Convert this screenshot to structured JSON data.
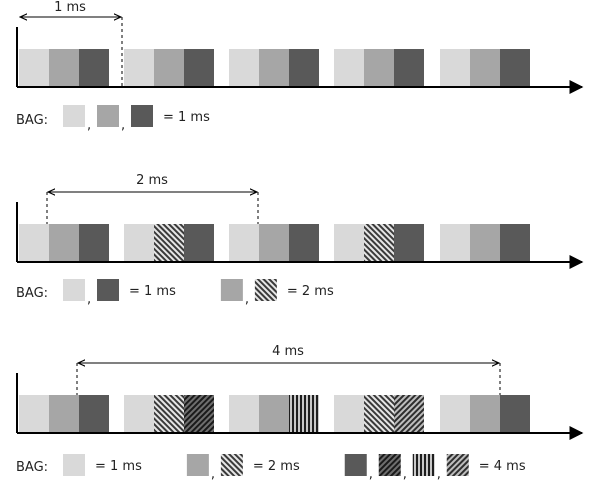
{
  "colors": {
    "light": "#d9d9d9",
    "mid": "#a6a6a6",
    "dark": "#595959",
    "axis": "#000000",
    "background": "#ffffff"
  },
  "panels": [
    {
      "id": "p1",
      "interval_label": "1 ms",
      "slots": [
        [
          "light",
          "mid",
          "dark"
        ],
        [
          "light",
          "mid",
          "dark"
        ],
        [
          "light",
          "mid",
          "dark"
        ],
        [
          "light",
          "mid",
          "dark"
        ],
        [
          "light",
          "mid",
          "dark"
        ]
      ],
      "bag_prefix": "BAG:",
      "legend_groups": [
        {
          "items": [
            "light",
            "mid",
            "dark"
          ],
          "label": "= 1 ms"
        }
      ]
    },
    {
      "id": "p2",
      "interval_label": "2 ms",
      "slots": [
        [
          "light",
          "mid",
          "dark"
        ],
        [
          "light",
          "diag-back",
          "dark"
        ],
        [
          "light",
          "mid",
          "dark"
        ],
        [
          "light",
          "diag-back",
          "dark"
        ],
        [
          "light",
          "mid",
          "dark"
        ]
      ],
      "bag_prefix": "BAG:",
      "legend_groups": [
        {
          "items": [
            "light",
            "dark"
          ],
          "label": "= 1 ms"
        },
        {
          "items": [
            "mid",
            "diag-back"
          ],
          "label": "= 2 ms"
        }
      ]
    },
    {
      "id": "p3",
      "interval_label": "4 ms",
      "slots": [
        [
          "light",
          "mid",
          "dark"
        ],
        [
          "light",
          "diag-back",
          "diag-fwd-dark"
        ],
        [
          "light",
          "mid",
          "vert"
        ],
        [
          "light",
          "diag-back",
          "diag-fwd"
        ],
        [
          "light",
          "mid",
          "dark"
        ]
      ],
      "bag_prefix": "BAG:",
      "legend_groups": [
        {
          "items": [
            "light"
          ],
          "label": "= 1 ms"
        },
        {
          "items": [
            "mid",
            "diag-back"
          ],
          "label": "= 2 ms"
        },
        {
          "items": [
            "dark",
            "diag-fwd-dark",
            "vert",
            "diag-fwd"
          ],
          "label": "= 4 ms"
        }
      ]
    }
  ]
}
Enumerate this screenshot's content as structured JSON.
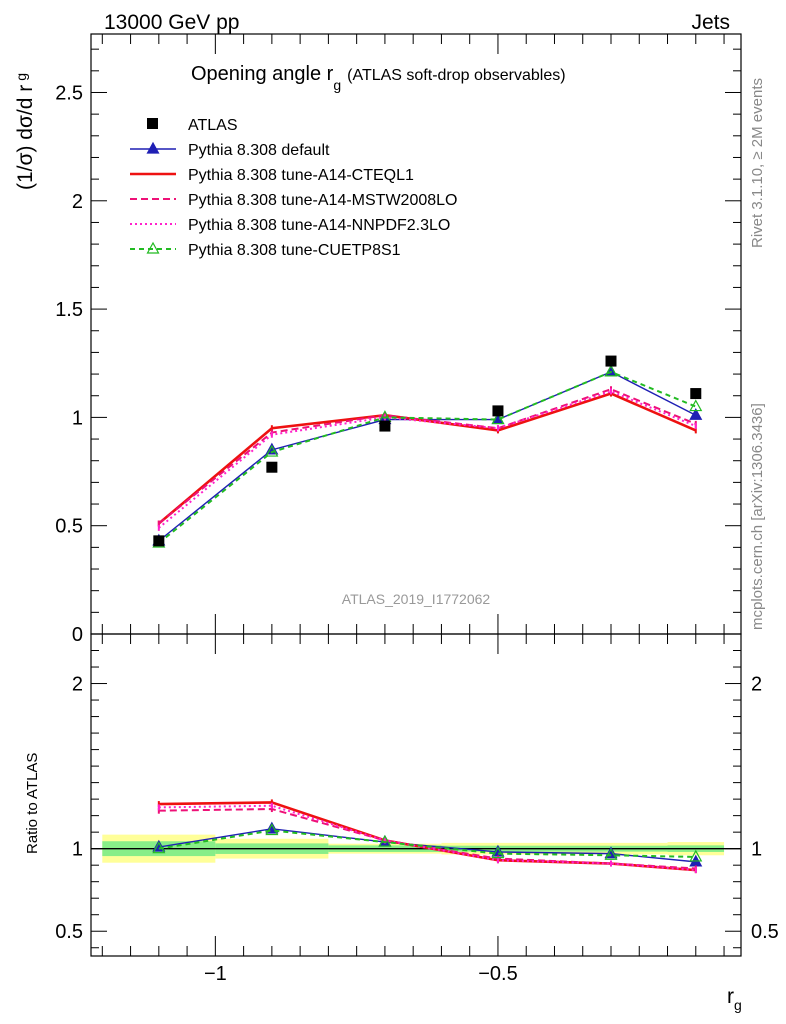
{
  "header": {
    "left": "13000 GeV pp",
    "right": "Jets"
  },
  "side_text": {
    "top": "Rivet 3.1.10, ≥ 2M events",
    "bottom": "mcplots.cern.ch [arXiv:1306.3436]"
  },
  "chart_data": [
    {
      "type": "line",
      "title": "Opening angle r",
      "title_sub": "g",
      "title_suffix": "(ATLAS soft-drop observables)",
      "ylabel": "(1/σ) dσ/d r",
      "ylabel_sub": "g",
      "watermark": "ATLAS_2019_I1772062",
      "ylim": [
        0,
        2.77
      ],
      "xlim": [
        -1.22,
        -0.07
      ],
      "yticks": [
        0,
        0.5,
        1,
        1.5,
        2,
        2.5
      ],
      "ytick_labels": [
        "0",
        "0.5",
        "1",
        "1.5",
        "2",
        "2.5"
      ],
      "x": [
        -1.1,
        -0.9,
        -0.7,
        -0.5,
        -0.3,
        -0.15
      ],
      "bin_edges": [
        -1.2,
        -1.0,
        -0.8,
        -0.6,
        -0.4,
        -0.2,
        -0.1
      ],
      "data": {
        "name": "ATLAS",
        "values": [
          0.43,
          0.77,
          0.96,
          1.03,
          1.26,
          1.11
        ]
      },
      "series": [
        {
          "name": "Pythia 8.308 default",
          "color": "#1f1fb4",
          "style": "solid",
          "marker": "triangle",
          "values": [
            0.43,
            0.85,
            0.99,
            0.99,
            1.21,
            1.01
          ]
        },
        {
          "name": "Pythia 8.308 tune-A14-CTEQL1",
          "color": "#ee1111",
          "style": "thick",
          "marker": "none",
          "values": [
            0.51,
            0.95,
            1.01,
            0.94,
            1.11,
            0.94
          ]
        },
        {
          "name": "Pythia 8.308 tune-A14-MSTW2008LO",
          "color": "#ee1177",
          "style": "dashed",
          "marker": "none",
          "values": [
            0.51,
            0.93,
            1.01,
            0.95,
            1.13,
            0.97
          ]
        },
        {
          "name": "Pythia 8.308 tune-A14-NNPDF2.3LO",
          "color": "#ff22cc",
          "style": "dotted",
          "marker": "none",
          "values": [
            0.49,
            0.92,
            1.0,
            0.95,
            1.12,
            0.96
          ]
        },
        {
          "name": "Pythia 8.308 tune-CUETP8S1",
          "color": "#22bb22",
          "style": "dashed-thin",
          "marker": "open-triangle",
          "values": [
            0.42,
            0.84,
            1.0,
            0.99,
            1.21,
            1.05
          ]
        }
      ]
    },
    {
      "type": "line",
      "ylabel": "Ratio to ATLAS",
      "xlabel": "r",
      "xlabel_sub": "g",
      "ylim": [
        0.35,
        2.3
      ],
      "yticks": [
        0.5,
        1,
        2
      ],
      "ytick_labels": [
        "0.5",
        "1",
        "2"
      ],
      "xticks": [
        -1.0,
        -0.5
      ],
      "xtick_labels": [
        "−1",
        "−0.5"
      ],
      "x": [
        -1.1,
        -0.9,
        -0.7,
        -0.5,
        -0.3,
        -0.15
      ],
      "bands": {
        "stat": [
          0.045,
          0.032,
          0.02,
          0.018,
          0.018,
          0.02
        ],
        "total": [
          0.085,
          0.06,
          0.03,
          0.035,
          0.035,
          0.04
        ]
      },
      "series": [
        {
          "name": "Pythia 8.308 default",
          "color": "#1f1fb4",
          "style": "solid",
          "marker": "triangle",
          "values": [
            1.01,
            1.12,
            1.04,
            0.98,
            0.97,
            0.92
          ]
        },
        {
          "name": "Pythia 8.308 tune-A14-CTEQL1",
          "color": "#ee1111",
          "style": "thick",
          "marker": "none",
          "values": [
            1.27,
            1.28,
            1.05,
            0.93,
            0.91,
            0.87
          ]
        },
        {
          "name": "Pythia 8.308 tune-A14-MSTW2008LO",
          "color": "#ee1177",
          "style": "dashed",
          "marker": "none",
          "values": [
            1.23,
            1.24,
            1.05,
            0.94,
            0.91,
            0.88
          ]
        },
        {
          "name": "Pythia 8.308 tune-A14-NNPDF2.3LO",
          "color": "#ff22cc",
          "style": "dotted",
          "marker": "none",
          "values": [
            1.25,
            1.26,
            1.05,
            0.93,
            0.91,
            0.87
          ]
        },
        {
          "name": "Pythia 8.308 tune-CUETP8S1",
          "color": "#22bb22",
          "style": "dashed-thin",
          "marker": "open-triangle",
          "values": [
            1.0,
            1.11,
            1.04,
            0.97,
            0.96,
            0.95
          ]
        }
      ]
    }
  ]
}
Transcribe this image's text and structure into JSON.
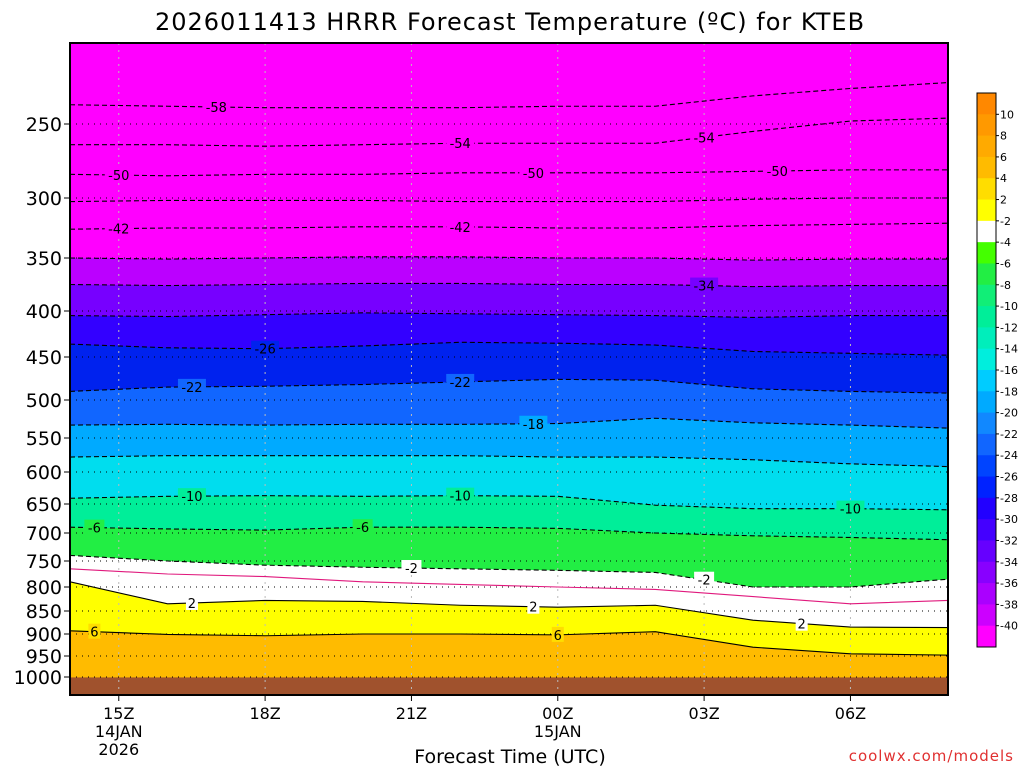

++++++++

Every record must be copied exactly, with the pictures left out.

Convert this screenshot to structured JSON data.
{
  "colors": {
    "light": "#d9d9d9",
    "mid": "#a6a6a6",
    "dark": "#595959",
    "axis": "#000000",
    "background": "#ffffff"
  },
  "panels": [
    {
      "id": "p1",
      "interval_label": "1 ms",
      "slots": [
        [
          "light",
          "mid",
          "dark"
        ],
        [
          "light",
          "mid",
          "dark"
        ],
        [
          "light",
          "mid",
          "dark"
        ],
        [
          "light",
          "mid",
          "dark"
        ],
        [
          "light",
          "mid",
          "dark"
        ]
      ],
      "bag_prefix": "BAG:",
      "legend_groups": [
        {
          "items": [
            "light",
            "mid",
            "dark"
          ],
          "label": "= 1 ms"
        }
      ]
    },
    {
      "id": "p2",
      "interval_label": "2 ms",
      "slots": [
        [
          "light",
          "mid",
          "dark"
        ],
        [
          "light",
          "diag-back",
          "dark"
        ],
        [
          "light",
          "mid",
          "dark"
        ],
        [
          "light",
          "diag-back",
          "dark"
        ],
        [
          "light",
          "mid",
          "dark"
        ]
      ],
      "bag_prefix": "BAG:",
      "legend_groups": [
        {
          "items": [
            "light",
            "dark"
          ],
          "label": "= 1 ms"
        },
        {
          "items": [
            "mid",
            "diag-back"
          ],
          "label": "= 2 ms"
        }
      ]
    },
    {
      "id": "p3",
      "interval_label": "4 ms",
      "slots": [
        [
          "light",
          "mid",
          "dark"
        ],
        [
          "light",
          "diag-back",
          "diag-fwd-dark"
        ],
        [
          "light",
          "mid",
          "vert"
        ],
        [
          "light",
          "diag-back",
          "diag-fwd"
        ],
        [
          "light",
          "mid",
          "dark"
        ]
      ],
      "bag_prefix": "BAG:",
      "legend_groups": [
        {
          "items": [
            "light"
          ],
          "label": "= 1 ms"
        },
        {
          "items": [
            "mid",
            "diag-back"
          ],
          "label": "= 2 ms"
        },
        {
          "items": [
            "dark",
            "diag-fwd-dark",
            "vert",
            "diag-fwd"
          ],
          "label": "= 4 ms"
        }
      ]
    }
  ]
}
Enumerate this screenshot's content as structured JSON.
{
  "header": {
    "left": "13000 GeV pp",
    "right": "Jets"
  },
  "side_text": {
    "top": "Rivet 3.1.10, ≥ 2M events",
    "bottom": "mcplots.cern.ch [arXiv:1306.3436]"
  },
  "chart_data": [
    {
      "type": "line",
      "title": "Opening angle r",
      "title_sub": "g",
      "title_suffix": "(ATLAS soft-drop observables)",
      "ylabel": "(1/σ) dσ/d r",
      "ylabel_sub": "g",
      "watermark": "ATLAS_2019_I1772062",
      "ylim": [
        0,
        2.77
      ],
      "xlim": [
        -1.22,
        -0.07
      ],
      "yticks": [
        0,
        0.5,
        1,
        1.5,
        2,
        2.5
      ],
      "ytick_labels": [
        "0",
        "0.5",
        "1",
        "1.5",
        "2",
        "2.5"
      ],
      "x": [
        -1.1,
        -0.9,
        -0.7,
        -0.5,
        -0.3,
        -0.15
      ],
      "bin_edges": [
        -1.2,
        -1.0,
        -0.8,
        -0.6,
        -0.4,
        -0.2,
        -0.1
      ],
      "data": {
        "name": "ATLAS",
        "values": [
          0.43,
          0.77,
          0.96,
          1.03,
          1.26,
          1.11
        ]
      },
      "series": [
        {
          "name": "Pythia 8.308 default",
          "color": "#1f1fb4",
          "style": "solid",
          "marker": "triangle",
          "values": [
            0.43,
            0.85,
            0.99,
            0.99,
            1.21,
            1.01
          ]
        },
        {
          "name": "Pythia 8.308 tune-A14-CTEQL1",
          "color": "#ee1111",
          "style": "thick",
          "marker": "none",
          "values": [
            0.51,
            0.95,
            1.01,
            0.94,
            1.11,
            0.94
          ]
        },
        {
          "name": "Pythia 8.308 tune-A14-MSTW2008LO",
          "color": "#ee1177",
          "style": "dashed",
          "marker": "none",
          "values": [
            0.51,
            0.93,
            1.01,
            0.95,
            1.13,
            0.97
          ]
        },
        {
          "name": "Pythia 8.308 tune-A14-NNPDF2.3LO",
          "color": "#ff22cc",
          "style": "dotted",
          "marker": "none",
          "values": [
            0.49,
            0.92,
            1.0,
            0.95,
            1.12,
            0.96
          ]
        },
        {
          "name": "Pythia 8.308 tune-CUETP8S1",
          "color": "#22bb22",
          "style": "dashed-thin",
          "marker": "open-triangle",
          "values": [
            0.42,
            0.84,
            1.0,
            0.99,
            1.21,
            1.05
          ]
        }
      ]
    },
    {
      "type": "line",
      "ylabel": "Ratio to ATLAS",
      "xlabel": "r",
      "xlabel_sub": "g",
      "ylim": [
        0.35,
        2.3
      ],
      "yticks": [
        0.5,
        1,
        2
      ],
      "ytick_labels": [
        "0.5",
        "1",
        "2"
      ],
      "xticks": [
        -1.0,
        -0.5
      ],
      "xtick_labels": [
        "−1",
        "−0.5"
      ],
      "x": [
        -1.1,
        -0.9,
        -0.7,
        -0.5,
        -0.3,
        -0.15
      ],
      "bands": {
        "stat": [
          0.045,
          0.032,
          0.02,
          0.018,
          0.018,
          0.02
        ],
        "total": [
          0.085,
          0.06,
          0.03,
          0.035,
          0.035,
          0.04
        ]
      },
      "series": [
        {
          "name": "Pythia 8.308 default",
          "color": "#1f1fb4",
          "style": "solid",
          "marker": "triangle",
          "values": [
            1.01,
            1.12,
            1.04,
            0.98,
            0.97,
            0.92
          ]
        },
        {
          "name": "Pythia 8.308 tune-A14-CTEQL1",
          "color": "#ee1111",
          "style": "thick",
          "marker": "none",
          "values": [
            1.27,
            1.28,
            1.05,
            0.93,
            0.91,
            0.87
          ]
        },
        {
          "name": "Pythia 8.308 tune-A14-MSTW2008LO",
          "color": "#ee1177",
          "style": "dashed",
          "marker": "none",
          "values": [
            1.23,
            1.24,
            1.05,
            0.94,
            0.91,
            0.88
          ]
        },
        {
          "name": "Pythia 8.308 tune-A14-NNPDF2.3LO",
          "color": "#ff22cc",
          "style": "dotted",
          "marker": "none",
          "values": [
            1.25,
            1.26,
            1.05,
            0.93,
            0.91,
            0.87
          ]
        },
        {
          "name": "Pythia 8.308 tune-CUETP8S1",
          "color": "#22bb22",
          "style": "dashed-thin",
          "marker": "open-triangle",
          "values": [
            1.0,
            1.11,
            1.04,
            0.97,
            0.96,
            0.95
          ]
        }
      ]
    }
  ]
}
Transcribe this image's text and structure into JSON.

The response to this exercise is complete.